## [What the exercise asks]
Please work out how many lines in the material contain "When" and give only that figure.

## [Records for the task]
#####
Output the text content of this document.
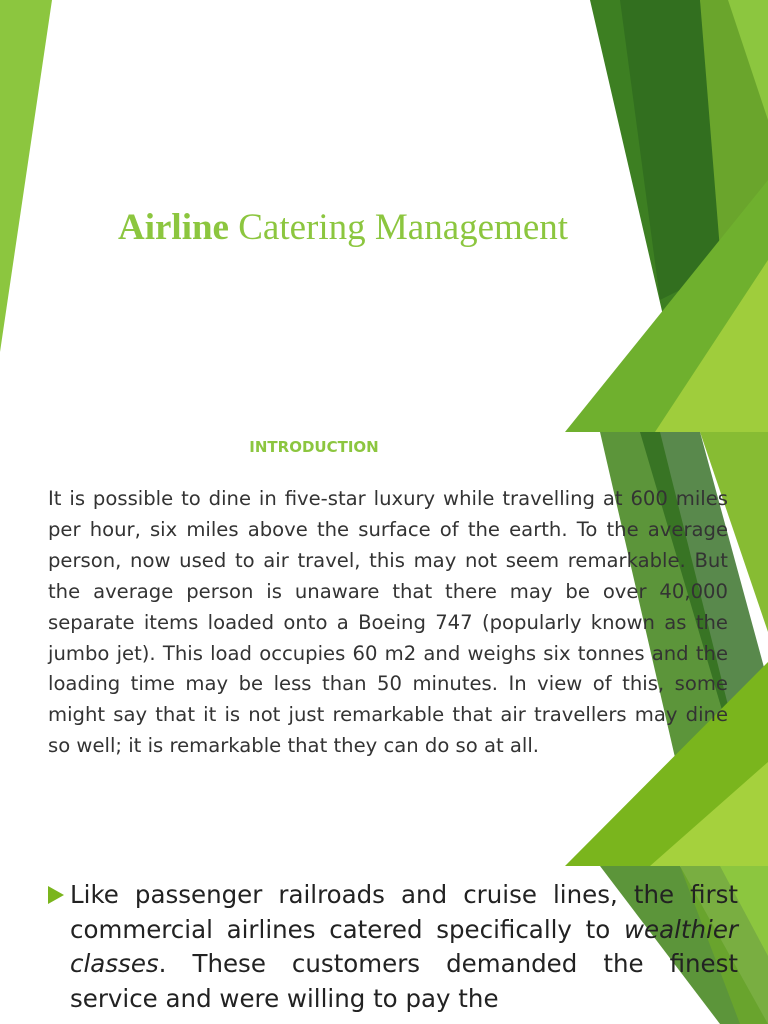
Airline Catering Management
INTRODUCTION

It is possible to dine in five-star luxury while travelling at 600 miles per hour, six miles above the surface of the earth. To the average person, now used to air travel, this may not seem remarkable. But the average person is unaware that there may be over 40,000 separate items loaded onto a Boeing 747 (popularly known as the jumbo jet). This load occupies 60 m2 and weighs six tonnes and the loading time may be less than 50 minutes. In view of this, some might say that it is not just remarkable that air travellers may dine so well; it is remarkable that they can do so at all.

Like passenger railroads and cruise lines, the first commercial airlines catered specifically to wealthier classes. These customers demanded the finest service and were willing to pay the
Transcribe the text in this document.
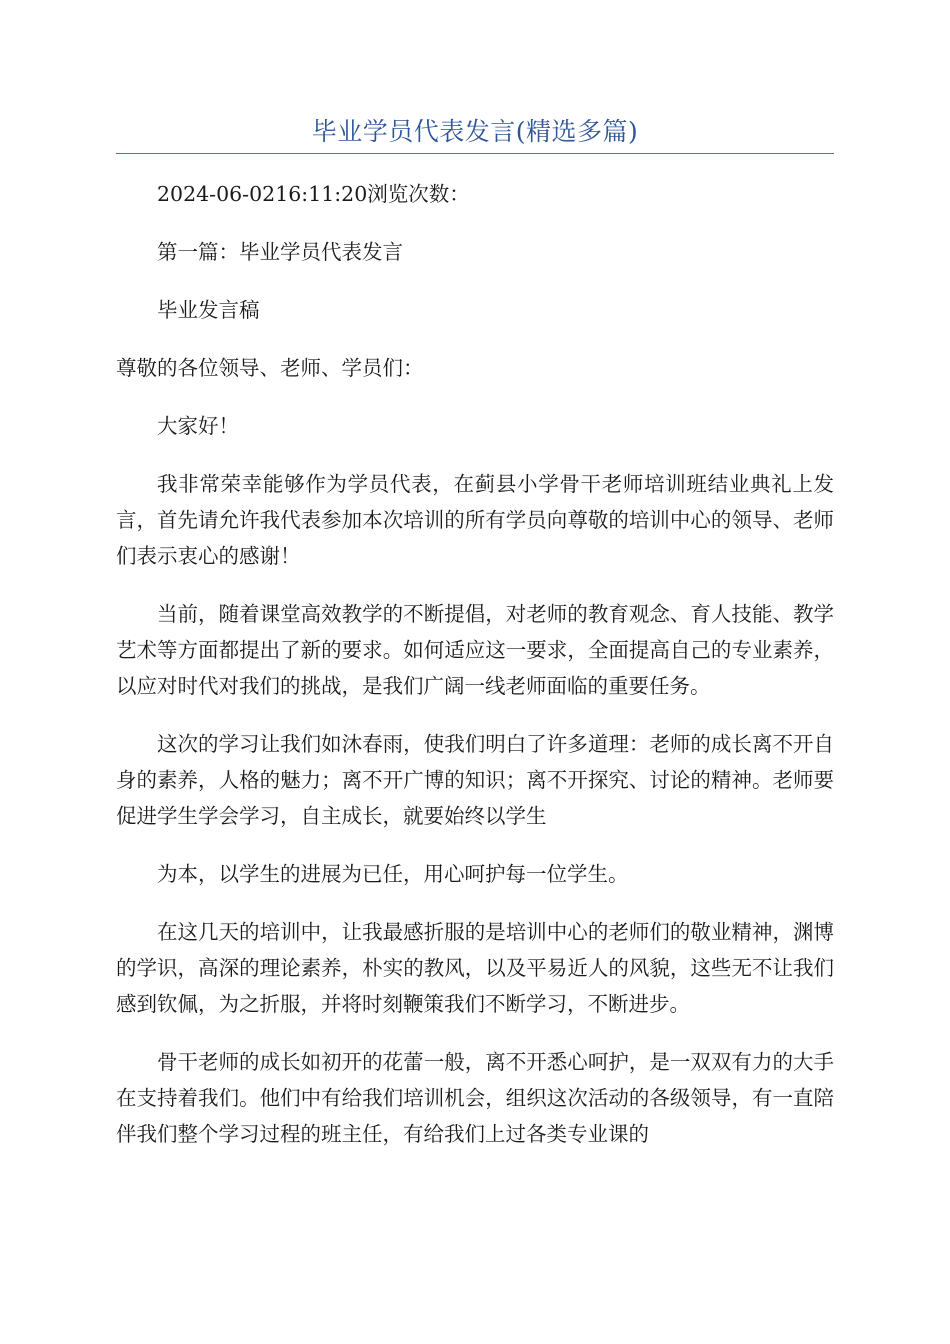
毕业学员代表发言(精选多篇)

2024-06-0216:11:20浏览次数：

第一篇：毕业学员代表发言

毕业发言稿

尊敬的各位领导、老师、学员们：

大家好！

我非常荣幸能够作为学员代表，在蓟县小学骨干老师培训班结业典礼上发言，首先请允许我代表参加本次培训的所有学员向尊敬的培训中心的领导、老师们表示衷心的感谢！

当前，随着课堂高效教学的不断提倡，对老师的教育观念、育人技能、教学艺术等方面都提出了新的要求。如何适应这一要求，全面提高自己的专业素养，以应对时代对我们的挑战，是我们广阔一线老师面临的重要任务。

这次的学习让我们如沐春雨，使我们明白了许多道理：老师的成长离不开自身的素养，人格的魅力；离不开广博的知识；离不开探究、讨论的精神。老师要促进学生学会学习，自主成长，就要始终以学生

为本，以学生的进展为已任，用心呵护每一位学生。

在这几天的培训中，让我最感折服的是培训中心的老师们的敬业精神，渊博的学识，高深的理论素养，朴实的教风，以及平易近人的风貌，这些无不让我们感到钦佩，为之折服，并将时刻鞭策我们不断学习，不断进步。

骨干老师的成长如初开的花蕾一般，离不开悉心呵护，是一双双有力的大手在支持着我们。他们中有给我们培训机会，组织这次活动的各级领导，有一直陪伴我们整个学习过程的班主任，有给我们上过各类专业课的
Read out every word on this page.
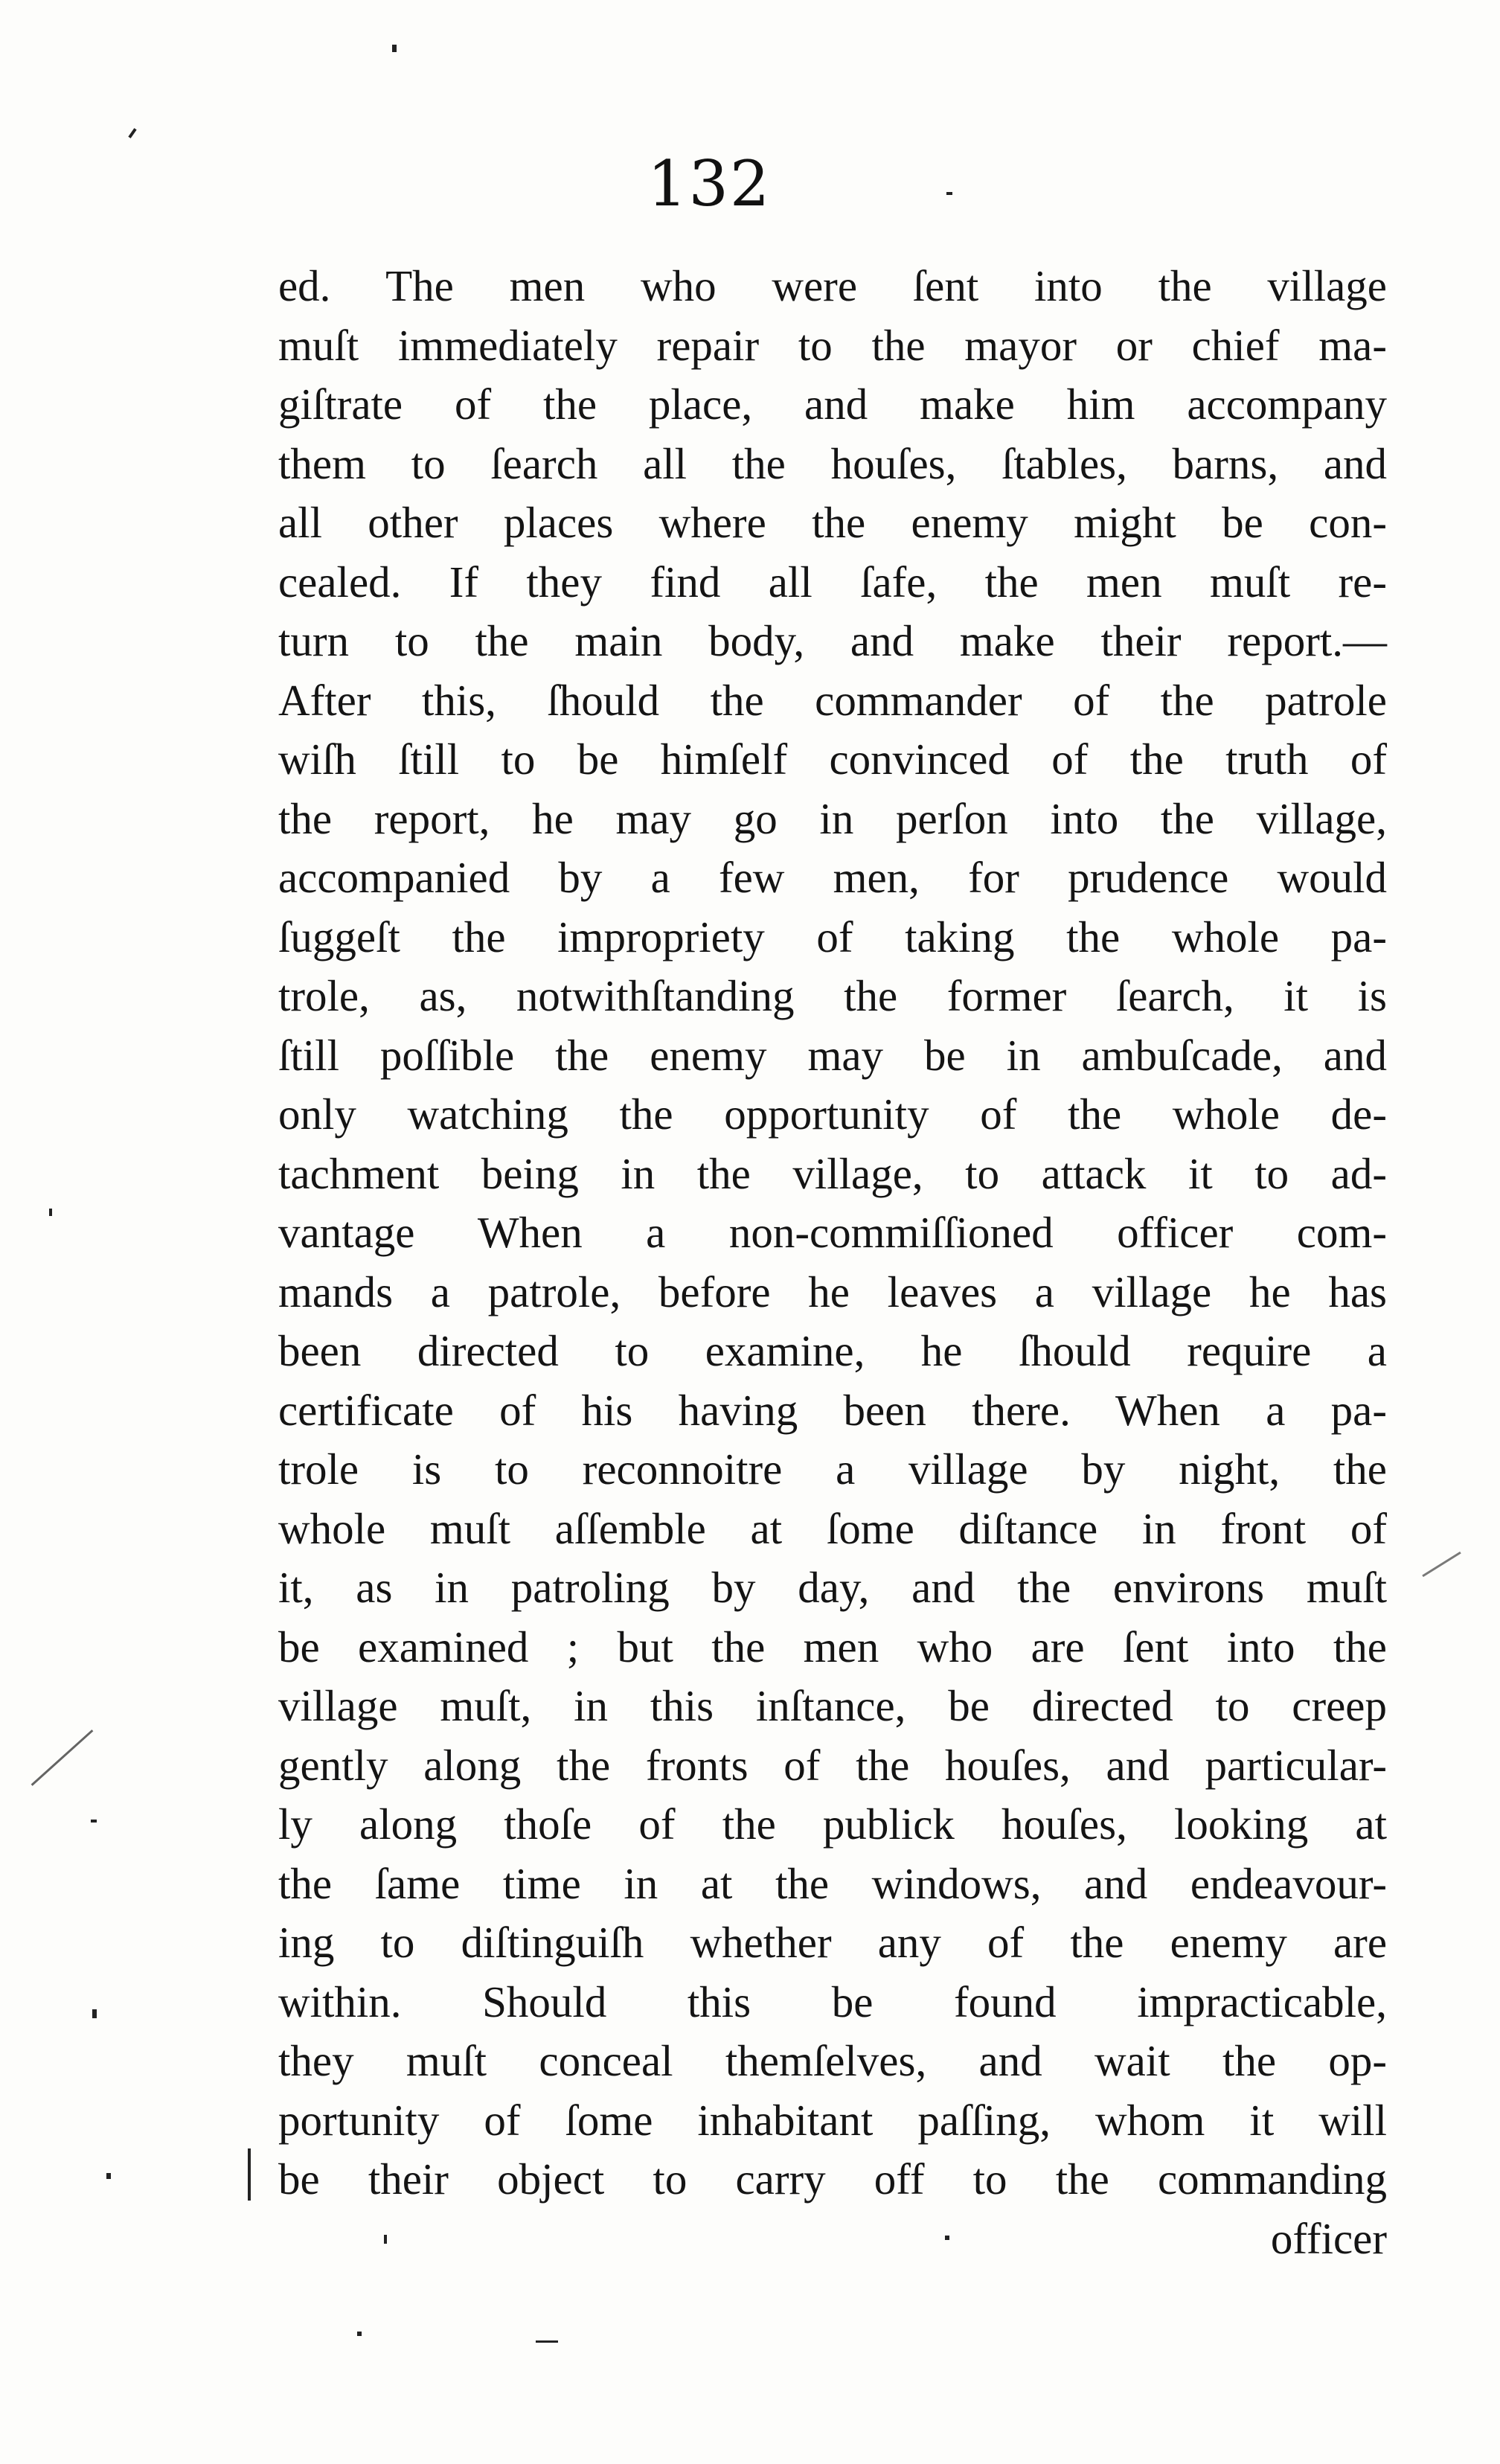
132
ed. The men who were ſent into the village
muſt immediately repair to the mayor or chief ma-
giſtrate of the place, and make him accompany
them to ſearch all the houſes, ſtables, barns, and
all other places where the enemy might be con-
cealed. If they find all ſafe, the men muſt re-
turn to the main body, and make their report.—
After this, ſhould the commander of the patrole
wiſh ſtill to be himſelf convinced of the truth of
the report, he may go in perſon into the village,
accompanied by a few men, for prudence would
ſuggeſt the impropriety of taking the whole pa-
trole, as, notwithſtanding the former ſearch, it is
ſtill poſſible the enemy may be in ambuſcade, and
only watching the opportunity of the whole de-
tachment being in the village, to attack it to ad-
vantage When a non-commiſſioned officer com-
mands a patrole, before he leaves a village he has
been directed to examine, he ſhould require a
certificate of his having been there. When a pa-
trole is to reconnoitre a village by night, the
whole muſt aſſemble at ſome diſtance in front of
it, as in patroling by day, and the environs muſt
be examined ; but the men who are ſent into the
village muſt, in this inſtance, be directed to creep
gently along the fronts of the houſes, and particular-
ly along thoſe of the publick houſes, looking at
the ſame time in at the windows, and endeavour-
ing to diſtinguiſh whether any of the enemy are
within. Should this be found impracticable,
they muſt conceal themſelves, and wait the op-
portunity of ſome inhabitant paſſing, whom it will
be their object to carry off to the commanding
officer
#####
## [Written response]
2